### WHAT IS EXPECTED
Return all lines that include the string "JSON".

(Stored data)
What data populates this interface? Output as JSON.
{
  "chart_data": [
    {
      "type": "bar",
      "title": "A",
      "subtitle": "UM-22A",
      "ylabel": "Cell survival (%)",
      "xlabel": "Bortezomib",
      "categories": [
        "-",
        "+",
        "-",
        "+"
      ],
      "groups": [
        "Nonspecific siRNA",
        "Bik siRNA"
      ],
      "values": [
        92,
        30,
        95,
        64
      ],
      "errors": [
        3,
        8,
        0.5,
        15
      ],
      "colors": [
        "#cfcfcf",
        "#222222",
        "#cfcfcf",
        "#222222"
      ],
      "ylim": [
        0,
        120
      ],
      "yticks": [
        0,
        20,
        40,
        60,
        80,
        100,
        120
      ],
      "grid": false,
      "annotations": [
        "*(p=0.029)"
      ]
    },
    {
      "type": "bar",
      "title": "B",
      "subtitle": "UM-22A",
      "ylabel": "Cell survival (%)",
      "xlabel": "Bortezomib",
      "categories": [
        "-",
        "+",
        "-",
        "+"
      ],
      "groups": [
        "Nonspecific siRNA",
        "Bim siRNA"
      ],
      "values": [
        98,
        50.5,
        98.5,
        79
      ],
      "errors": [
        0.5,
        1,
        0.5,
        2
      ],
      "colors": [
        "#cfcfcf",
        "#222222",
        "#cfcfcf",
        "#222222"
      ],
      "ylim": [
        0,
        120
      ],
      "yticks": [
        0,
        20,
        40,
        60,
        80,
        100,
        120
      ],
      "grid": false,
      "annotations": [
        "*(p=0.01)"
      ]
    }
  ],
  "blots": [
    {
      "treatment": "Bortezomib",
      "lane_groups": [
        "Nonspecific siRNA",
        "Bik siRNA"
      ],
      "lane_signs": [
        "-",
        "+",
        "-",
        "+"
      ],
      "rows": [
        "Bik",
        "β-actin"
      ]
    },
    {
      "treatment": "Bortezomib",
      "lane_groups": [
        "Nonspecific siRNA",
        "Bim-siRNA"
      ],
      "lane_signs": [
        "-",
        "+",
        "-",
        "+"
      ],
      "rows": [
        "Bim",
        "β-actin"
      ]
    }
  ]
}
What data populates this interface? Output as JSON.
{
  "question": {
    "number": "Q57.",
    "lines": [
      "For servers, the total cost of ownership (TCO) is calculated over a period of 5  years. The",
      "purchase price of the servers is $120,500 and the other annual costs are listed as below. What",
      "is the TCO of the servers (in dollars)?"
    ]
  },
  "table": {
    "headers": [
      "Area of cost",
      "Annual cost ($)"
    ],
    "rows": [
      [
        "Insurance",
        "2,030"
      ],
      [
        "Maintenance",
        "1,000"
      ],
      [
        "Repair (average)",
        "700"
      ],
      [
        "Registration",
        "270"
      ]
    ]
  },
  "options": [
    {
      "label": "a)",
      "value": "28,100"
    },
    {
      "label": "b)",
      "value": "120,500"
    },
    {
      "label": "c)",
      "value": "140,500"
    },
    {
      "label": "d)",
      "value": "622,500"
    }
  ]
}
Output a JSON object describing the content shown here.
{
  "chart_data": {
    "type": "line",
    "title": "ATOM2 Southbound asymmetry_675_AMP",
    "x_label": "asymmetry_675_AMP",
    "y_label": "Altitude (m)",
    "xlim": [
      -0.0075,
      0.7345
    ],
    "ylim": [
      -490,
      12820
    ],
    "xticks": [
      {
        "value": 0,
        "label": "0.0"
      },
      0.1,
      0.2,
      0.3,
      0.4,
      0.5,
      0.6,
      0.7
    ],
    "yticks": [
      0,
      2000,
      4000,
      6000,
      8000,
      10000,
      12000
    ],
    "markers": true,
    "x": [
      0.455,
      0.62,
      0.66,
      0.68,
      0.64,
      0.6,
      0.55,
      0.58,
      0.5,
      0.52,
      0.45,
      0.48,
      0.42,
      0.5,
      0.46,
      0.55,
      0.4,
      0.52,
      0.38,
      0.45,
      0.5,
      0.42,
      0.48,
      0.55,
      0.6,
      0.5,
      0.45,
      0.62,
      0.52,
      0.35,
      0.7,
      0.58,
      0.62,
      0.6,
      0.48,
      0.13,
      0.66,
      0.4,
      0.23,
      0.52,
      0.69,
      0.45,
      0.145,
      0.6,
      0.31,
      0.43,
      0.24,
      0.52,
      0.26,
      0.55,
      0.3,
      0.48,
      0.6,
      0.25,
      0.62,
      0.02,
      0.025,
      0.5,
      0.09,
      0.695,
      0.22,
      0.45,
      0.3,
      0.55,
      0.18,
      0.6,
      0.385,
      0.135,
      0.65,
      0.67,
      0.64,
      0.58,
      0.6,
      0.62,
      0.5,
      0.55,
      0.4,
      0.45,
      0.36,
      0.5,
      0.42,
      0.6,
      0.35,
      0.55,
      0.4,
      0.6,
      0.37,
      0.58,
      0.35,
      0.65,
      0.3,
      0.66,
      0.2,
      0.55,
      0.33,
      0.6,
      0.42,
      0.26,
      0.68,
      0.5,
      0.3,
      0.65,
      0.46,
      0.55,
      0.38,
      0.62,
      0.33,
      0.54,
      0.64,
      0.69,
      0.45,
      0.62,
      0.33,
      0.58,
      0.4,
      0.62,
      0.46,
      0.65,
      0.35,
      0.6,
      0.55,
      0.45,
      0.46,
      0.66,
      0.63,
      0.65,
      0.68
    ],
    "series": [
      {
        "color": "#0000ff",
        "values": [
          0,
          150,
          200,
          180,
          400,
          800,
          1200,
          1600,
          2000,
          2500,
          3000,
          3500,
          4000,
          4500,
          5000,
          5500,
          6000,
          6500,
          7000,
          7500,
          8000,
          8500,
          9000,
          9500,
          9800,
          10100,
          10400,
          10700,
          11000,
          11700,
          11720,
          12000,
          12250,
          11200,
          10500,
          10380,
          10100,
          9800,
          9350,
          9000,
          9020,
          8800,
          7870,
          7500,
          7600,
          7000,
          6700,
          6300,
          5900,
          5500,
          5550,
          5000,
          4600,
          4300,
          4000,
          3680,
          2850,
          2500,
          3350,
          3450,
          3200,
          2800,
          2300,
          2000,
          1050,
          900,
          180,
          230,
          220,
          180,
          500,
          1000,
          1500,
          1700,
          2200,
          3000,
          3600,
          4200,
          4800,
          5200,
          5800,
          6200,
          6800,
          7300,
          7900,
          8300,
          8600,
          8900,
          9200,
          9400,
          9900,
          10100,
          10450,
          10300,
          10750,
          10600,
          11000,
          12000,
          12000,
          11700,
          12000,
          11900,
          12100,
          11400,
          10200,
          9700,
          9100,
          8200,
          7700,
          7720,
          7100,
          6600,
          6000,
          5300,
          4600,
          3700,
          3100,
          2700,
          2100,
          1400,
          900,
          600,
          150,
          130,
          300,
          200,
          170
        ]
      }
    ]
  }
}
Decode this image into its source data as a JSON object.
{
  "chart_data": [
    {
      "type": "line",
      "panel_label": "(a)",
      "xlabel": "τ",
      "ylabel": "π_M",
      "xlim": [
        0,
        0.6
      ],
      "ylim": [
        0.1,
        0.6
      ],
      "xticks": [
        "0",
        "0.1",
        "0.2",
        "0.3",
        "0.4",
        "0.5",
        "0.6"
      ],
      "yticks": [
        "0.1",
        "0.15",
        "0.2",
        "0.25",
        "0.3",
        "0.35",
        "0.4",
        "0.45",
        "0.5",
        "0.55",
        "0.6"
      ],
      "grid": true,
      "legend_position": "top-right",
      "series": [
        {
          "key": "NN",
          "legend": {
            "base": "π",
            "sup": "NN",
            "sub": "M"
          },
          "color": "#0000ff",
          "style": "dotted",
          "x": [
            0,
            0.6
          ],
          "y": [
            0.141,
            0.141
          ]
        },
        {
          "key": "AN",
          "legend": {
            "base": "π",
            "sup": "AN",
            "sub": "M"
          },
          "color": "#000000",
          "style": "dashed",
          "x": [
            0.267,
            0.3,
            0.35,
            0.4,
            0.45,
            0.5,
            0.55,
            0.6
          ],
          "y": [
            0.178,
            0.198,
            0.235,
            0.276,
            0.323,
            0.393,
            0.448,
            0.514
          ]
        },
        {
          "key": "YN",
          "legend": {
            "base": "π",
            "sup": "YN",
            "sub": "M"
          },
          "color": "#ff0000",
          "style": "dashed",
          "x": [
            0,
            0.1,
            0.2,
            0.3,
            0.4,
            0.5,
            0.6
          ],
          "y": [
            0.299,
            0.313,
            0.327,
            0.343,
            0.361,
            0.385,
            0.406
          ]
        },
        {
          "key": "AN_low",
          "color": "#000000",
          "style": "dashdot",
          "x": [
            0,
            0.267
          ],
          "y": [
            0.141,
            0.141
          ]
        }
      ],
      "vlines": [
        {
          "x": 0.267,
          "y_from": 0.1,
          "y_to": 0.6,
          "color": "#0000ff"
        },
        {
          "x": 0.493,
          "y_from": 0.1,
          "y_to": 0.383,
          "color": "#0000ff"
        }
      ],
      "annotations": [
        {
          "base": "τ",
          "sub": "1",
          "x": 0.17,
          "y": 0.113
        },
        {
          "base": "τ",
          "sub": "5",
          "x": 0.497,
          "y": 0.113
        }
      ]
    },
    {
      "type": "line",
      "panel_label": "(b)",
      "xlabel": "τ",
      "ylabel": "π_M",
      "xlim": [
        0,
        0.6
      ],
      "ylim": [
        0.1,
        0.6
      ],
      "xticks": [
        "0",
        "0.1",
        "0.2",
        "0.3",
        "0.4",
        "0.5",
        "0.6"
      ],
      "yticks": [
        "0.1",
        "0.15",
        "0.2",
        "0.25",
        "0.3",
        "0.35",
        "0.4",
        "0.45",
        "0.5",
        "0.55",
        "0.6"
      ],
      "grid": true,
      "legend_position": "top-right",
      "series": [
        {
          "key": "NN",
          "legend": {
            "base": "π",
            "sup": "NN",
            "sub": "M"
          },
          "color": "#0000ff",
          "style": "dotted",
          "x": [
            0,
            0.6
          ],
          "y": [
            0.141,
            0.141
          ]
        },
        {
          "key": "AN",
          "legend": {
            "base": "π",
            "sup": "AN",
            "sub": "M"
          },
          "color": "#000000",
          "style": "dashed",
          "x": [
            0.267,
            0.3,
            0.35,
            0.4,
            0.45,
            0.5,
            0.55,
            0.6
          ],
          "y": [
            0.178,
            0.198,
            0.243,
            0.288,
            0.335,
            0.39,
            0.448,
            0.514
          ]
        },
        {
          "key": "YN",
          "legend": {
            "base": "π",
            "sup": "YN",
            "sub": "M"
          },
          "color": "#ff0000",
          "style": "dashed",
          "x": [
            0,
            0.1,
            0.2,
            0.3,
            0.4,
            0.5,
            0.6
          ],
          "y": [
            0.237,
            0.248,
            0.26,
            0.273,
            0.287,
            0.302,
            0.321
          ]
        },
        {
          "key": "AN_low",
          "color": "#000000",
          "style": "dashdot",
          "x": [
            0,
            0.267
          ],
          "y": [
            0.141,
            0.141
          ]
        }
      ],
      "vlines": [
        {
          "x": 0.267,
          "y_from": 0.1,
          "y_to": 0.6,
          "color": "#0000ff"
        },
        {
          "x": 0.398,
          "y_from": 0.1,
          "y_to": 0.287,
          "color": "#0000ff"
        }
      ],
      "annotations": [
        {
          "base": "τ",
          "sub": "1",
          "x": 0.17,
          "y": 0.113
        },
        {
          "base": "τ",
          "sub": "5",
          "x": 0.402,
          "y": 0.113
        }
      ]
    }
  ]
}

### SOLVED EXERCISE
What data populates this interface? Output as JSON.
What data populates this interface? Output as JSON.
Output a JSON object describing the content shown here.
Decode this image into its source data as a JSON object.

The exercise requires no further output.